Figure content listings
++++++++++

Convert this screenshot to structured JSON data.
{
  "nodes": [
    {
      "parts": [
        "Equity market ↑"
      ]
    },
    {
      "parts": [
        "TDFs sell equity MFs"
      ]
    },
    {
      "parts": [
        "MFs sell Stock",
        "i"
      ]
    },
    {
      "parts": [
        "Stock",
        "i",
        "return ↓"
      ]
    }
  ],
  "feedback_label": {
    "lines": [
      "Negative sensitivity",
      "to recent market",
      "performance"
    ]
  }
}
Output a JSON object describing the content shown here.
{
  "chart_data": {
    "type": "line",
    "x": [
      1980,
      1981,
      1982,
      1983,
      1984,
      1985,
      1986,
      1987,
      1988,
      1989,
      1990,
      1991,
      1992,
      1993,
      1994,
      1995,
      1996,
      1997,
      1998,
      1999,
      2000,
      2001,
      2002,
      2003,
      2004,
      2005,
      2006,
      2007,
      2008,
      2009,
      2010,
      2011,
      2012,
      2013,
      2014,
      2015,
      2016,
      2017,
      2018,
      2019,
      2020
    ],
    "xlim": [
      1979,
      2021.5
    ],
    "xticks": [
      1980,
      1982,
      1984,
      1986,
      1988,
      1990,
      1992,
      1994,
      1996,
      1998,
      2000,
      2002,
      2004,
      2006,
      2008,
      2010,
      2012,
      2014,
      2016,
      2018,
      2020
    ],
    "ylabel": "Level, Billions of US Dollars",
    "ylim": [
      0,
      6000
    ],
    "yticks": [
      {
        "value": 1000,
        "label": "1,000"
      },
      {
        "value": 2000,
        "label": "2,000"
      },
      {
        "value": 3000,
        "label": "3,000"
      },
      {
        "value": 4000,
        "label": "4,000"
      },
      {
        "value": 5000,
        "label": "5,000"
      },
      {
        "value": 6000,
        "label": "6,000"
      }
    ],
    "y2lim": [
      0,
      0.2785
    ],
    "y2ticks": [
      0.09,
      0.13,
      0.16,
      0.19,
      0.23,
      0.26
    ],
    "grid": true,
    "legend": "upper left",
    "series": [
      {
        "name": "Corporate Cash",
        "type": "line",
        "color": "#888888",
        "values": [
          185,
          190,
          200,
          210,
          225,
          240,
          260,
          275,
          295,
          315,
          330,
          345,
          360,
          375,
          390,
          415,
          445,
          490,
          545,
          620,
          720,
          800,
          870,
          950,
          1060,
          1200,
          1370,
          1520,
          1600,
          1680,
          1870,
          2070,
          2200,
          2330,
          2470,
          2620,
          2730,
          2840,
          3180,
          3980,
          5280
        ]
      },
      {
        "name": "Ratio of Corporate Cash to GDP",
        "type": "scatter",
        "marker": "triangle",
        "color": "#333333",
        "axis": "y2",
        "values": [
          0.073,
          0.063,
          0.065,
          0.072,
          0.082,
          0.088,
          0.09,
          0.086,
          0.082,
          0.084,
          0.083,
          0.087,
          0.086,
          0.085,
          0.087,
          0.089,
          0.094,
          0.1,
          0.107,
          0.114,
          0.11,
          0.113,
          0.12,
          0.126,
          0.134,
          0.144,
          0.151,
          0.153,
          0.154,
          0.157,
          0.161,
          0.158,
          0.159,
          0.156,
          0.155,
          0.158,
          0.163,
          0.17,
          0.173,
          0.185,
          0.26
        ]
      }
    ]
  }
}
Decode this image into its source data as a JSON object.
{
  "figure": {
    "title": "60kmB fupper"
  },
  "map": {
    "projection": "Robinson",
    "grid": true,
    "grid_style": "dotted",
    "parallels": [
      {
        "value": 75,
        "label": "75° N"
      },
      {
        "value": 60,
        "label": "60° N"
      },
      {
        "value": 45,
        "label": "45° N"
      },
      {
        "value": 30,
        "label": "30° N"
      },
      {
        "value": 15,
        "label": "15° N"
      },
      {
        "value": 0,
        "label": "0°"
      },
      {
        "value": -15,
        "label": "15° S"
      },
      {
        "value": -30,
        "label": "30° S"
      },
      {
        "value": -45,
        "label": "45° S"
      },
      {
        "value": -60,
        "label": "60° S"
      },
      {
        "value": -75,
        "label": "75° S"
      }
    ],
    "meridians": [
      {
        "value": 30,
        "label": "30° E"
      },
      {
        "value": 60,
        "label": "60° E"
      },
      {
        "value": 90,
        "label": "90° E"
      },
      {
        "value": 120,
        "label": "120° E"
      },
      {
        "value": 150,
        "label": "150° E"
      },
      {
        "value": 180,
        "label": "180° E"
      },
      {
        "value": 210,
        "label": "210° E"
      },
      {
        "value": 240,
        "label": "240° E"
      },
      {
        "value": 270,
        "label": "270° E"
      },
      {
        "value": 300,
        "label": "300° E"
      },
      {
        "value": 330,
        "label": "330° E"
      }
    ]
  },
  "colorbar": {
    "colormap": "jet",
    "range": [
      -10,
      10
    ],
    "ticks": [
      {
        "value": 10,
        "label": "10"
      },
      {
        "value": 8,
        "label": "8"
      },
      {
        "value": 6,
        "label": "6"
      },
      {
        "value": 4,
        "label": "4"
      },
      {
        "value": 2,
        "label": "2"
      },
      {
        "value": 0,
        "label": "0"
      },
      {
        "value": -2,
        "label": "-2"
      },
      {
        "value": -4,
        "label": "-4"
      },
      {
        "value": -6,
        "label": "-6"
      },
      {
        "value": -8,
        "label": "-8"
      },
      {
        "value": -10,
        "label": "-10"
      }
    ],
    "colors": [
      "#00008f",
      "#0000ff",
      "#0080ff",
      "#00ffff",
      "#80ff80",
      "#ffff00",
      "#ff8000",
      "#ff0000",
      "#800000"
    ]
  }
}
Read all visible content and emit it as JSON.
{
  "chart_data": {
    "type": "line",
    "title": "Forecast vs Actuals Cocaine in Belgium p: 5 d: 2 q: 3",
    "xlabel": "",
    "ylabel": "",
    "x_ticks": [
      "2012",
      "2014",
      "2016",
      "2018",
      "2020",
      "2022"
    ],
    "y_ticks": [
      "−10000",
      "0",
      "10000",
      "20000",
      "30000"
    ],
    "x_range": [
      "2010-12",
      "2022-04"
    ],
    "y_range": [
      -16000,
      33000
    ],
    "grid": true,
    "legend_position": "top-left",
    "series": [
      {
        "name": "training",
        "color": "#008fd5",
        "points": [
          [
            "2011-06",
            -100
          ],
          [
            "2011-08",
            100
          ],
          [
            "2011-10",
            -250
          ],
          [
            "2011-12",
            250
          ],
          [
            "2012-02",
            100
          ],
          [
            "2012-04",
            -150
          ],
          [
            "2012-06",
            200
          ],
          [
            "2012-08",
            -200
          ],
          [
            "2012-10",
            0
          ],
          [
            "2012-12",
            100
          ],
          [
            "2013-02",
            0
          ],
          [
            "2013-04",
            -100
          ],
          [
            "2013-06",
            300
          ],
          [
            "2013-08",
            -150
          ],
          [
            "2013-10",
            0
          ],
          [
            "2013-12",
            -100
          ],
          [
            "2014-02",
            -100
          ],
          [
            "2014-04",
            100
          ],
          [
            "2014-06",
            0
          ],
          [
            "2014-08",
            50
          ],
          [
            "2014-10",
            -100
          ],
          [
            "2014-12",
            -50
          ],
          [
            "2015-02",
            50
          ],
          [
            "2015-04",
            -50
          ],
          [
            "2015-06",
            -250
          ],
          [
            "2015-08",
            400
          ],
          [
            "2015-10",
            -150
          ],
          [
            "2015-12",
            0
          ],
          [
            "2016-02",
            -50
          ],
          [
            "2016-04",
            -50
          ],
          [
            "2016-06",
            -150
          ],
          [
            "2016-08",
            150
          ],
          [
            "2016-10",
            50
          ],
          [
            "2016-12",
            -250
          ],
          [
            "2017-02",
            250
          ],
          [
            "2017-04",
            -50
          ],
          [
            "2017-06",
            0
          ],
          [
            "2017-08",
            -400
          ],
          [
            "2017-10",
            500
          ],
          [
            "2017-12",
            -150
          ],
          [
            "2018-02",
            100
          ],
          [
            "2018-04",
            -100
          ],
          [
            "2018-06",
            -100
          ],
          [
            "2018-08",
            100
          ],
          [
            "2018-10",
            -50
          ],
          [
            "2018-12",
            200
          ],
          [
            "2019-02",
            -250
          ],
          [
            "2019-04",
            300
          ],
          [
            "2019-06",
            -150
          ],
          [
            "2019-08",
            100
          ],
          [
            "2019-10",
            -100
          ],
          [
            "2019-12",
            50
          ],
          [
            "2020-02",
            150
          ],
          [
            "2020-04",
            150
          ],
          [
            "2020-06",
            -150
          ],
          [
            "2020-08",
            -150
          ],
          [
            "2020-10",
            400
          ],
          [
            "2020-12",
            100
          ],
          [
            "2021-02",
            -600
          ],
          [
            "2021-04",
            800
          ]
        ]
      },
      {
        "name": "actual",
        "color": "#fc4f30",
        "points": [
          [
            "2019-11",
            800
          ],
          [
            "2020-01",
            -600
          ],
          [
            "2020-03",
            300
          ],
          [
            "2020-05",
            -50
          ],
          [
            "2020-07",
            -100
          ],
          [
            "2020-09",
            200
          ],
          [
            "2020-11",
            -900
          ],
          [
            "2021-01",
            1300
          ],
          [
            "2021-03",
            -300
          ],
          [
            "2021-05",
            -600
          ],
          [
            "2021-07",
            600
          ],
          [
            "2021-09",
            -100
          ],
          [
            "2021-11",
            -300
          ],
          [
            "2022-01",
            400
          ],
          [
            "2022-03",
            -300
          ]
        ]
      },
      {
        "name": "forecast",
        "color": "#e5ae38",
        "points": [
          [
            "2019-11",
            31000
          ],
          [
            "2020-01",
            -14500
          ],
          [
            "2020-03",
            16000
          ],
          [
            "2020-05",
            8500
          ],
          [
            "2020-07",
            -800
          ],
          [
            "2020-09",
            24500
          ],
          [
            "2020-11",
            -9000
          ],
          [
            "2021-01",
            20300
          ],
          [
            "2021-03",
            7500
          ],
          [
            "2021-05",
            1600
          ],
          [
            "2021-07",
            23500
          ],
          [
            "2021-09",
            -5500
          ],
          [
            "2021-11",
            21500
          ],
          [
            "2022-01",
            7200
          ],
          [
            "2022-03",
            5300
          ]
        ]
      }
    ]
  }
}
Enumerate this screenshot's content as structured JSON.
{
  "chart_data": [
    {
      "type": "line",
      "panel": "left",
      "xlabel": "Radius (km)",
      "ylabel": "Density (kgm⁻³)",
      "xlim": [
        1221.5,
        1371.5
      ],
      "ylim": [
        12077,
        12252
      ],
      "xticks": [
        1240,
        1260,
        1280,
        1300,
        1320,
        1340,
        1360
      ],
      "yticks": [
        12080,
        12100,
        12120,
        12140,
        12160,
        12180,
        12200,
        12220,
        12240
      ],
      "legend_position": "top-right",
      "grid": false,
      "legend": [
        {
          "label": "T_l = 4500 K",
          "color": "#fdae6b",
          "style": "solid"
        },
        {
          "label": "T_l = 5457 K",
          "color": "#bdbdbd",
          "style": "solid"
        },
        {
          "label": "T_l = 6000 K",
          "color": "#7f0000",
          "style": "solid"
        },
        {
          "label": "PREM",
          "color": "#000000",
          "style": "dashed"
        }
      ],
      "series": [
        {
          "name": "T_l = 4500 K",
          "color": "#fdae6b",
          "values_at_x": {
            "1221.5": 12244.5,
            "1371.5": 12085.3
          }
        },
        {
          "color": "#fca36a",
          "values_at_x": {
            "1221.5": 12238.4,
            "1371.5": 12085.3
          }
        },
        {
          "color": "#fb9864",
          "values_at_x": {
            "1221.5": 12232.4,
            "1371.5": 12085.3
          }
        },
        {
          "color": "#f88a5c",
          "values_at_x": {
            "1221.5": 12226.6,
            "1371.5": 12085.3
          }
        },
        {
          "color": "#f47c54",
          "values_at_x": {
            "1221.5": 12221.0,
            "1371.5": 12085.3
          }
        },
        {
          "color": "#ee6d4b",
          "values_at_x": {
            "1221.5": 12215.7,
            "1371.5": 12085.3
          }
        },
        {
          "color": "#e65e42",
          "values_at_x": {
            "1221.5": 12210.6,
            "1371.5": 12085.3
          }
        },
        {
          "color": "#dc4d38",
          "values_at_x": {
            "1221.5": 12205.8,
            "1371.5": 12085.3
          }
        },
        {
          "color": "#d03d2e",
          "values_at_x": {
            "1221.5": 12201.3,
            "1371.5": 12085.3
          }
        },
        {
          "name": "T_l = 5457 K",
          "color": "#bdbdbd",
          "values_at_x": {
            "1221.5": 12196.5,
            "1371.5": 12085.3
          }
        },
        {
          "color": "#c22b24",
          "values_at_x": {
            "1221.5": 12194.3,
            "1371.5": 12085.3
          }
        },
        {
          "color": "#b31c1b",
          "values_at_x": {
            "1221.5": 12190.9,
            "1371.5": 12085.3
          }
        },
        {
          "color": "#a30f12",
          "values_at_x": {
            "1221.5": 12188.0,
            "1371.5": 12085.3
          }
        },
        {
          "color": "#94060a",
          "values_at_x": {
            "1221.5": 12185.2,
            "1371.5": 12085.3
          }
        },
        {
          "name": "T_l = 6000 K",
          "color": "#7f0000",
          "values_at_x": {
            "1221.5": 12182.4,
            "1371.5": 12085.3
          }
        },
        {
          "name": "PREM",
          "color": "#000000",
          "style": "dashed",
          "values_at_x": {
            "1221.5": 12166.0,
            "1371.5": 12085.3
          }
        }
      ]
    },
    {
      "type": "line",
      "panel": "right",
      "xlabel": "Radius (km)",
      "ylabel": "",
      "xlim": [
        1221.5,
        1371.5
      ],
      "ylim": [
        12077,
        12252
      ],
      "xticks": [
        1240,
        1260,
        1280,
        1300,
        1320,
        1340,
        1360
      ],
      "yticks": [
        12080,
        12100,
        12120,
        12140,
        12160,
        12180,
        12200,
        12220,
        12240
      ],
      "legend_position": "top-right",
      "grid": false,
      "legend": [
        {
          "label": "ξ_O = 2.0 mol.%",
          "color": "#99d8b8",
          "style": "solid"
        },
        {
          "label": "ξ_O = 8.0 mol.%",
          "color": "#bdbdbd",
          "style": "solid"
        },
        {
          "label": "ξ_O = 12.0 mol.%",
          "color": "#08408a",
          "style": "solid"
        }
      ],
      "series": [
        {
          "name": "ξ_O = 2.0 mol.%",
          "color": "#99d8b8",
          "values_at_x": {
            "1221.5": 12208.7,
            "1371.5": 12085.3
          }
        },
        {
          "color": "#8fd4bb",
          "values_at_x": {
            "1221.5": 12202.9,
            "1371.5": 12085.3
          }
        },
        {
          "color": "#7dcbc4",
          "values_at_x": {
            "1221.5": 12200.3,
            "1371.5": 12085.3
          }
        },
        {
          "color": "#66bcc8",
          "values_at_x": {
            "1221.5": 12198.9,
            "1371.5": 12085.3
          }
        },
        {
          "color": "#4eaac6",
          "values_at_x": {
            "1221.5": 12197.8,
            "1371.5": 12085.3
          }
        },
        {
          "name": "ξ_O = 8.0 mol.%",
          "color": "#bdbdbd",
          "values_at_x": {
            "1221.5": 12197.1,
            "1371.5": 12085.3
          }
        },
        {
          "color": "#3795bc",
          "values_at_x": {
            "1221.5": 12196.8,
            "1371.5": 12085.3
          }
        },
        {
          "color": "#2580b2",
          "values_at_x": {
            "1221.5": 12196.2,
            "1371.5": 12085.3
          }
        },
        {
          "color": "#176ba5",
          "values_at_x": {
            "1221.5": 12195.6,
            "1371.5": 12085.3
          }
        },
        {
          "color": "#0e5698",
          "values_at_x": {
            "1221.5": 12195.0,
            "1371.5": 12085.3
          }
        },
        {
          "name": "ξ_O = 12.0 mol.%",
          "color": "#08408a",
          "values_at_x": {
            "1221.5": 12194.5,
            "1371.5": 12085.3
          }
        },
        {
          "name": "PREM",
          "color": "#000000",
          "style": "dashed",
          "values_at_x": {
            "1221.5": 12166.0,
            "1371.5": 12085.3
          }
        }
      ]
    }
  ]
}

++++++++++

## What you should do
Gather each line in the entries above where the string "Cash" is found.

## Answer to the task
        "name": "Corporate Cash",
        "name": "Ratio of Corporate Cash to GDP",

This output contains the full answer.